__Task__: Reproduce the records below exactly as they appear, omitting any pictures they contain.

Data entries:

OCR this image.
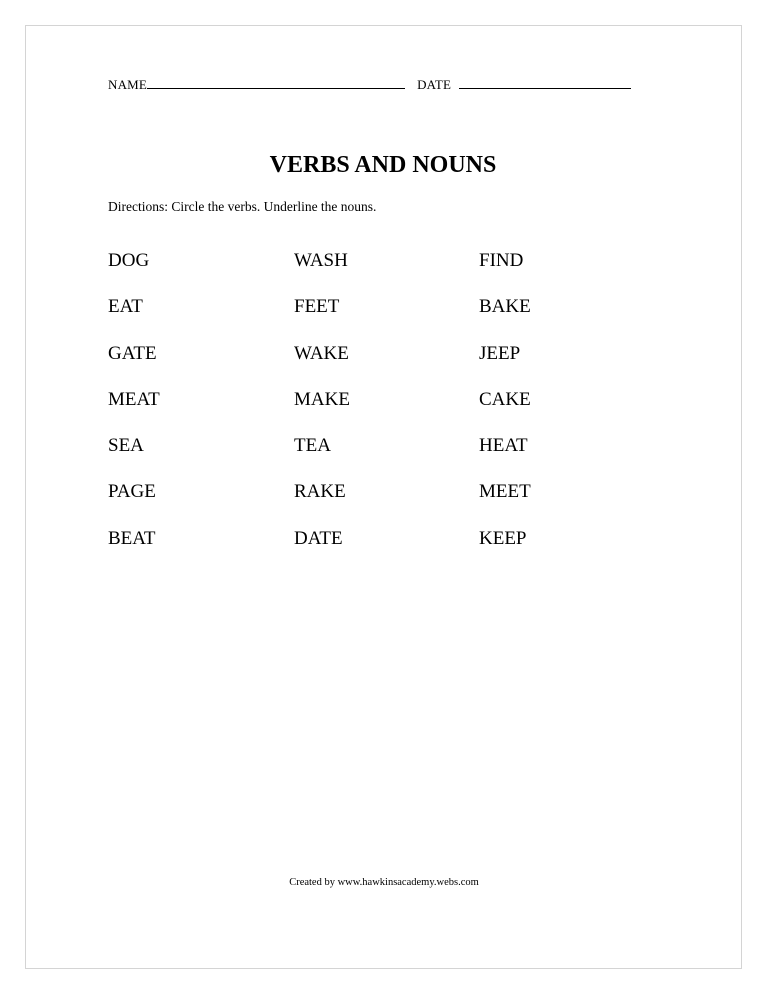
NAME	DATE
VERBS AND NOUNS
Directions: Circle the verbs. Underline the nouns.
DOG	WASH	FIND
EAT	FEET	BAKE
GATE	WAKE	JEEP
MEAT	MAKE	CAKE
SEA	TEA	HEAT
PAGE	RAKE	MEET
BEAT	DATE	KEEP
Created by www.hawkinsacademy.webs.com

__Completed task__:
OCR this image.
NAME	DATE
VERBS AND NOUNS
Directions: Circle the verbs. Underline the nouns.
DOG	WASH	FIND
EAT	FEET	BAKE
GATE	WAKE	JEEP
MEAT	MAKE	CAKE
SEA	TEA	HEAT
PAGE	RAKE	MEET
BEAT	DATE	KEEP
Created by www.hawkinsacademy.webs.com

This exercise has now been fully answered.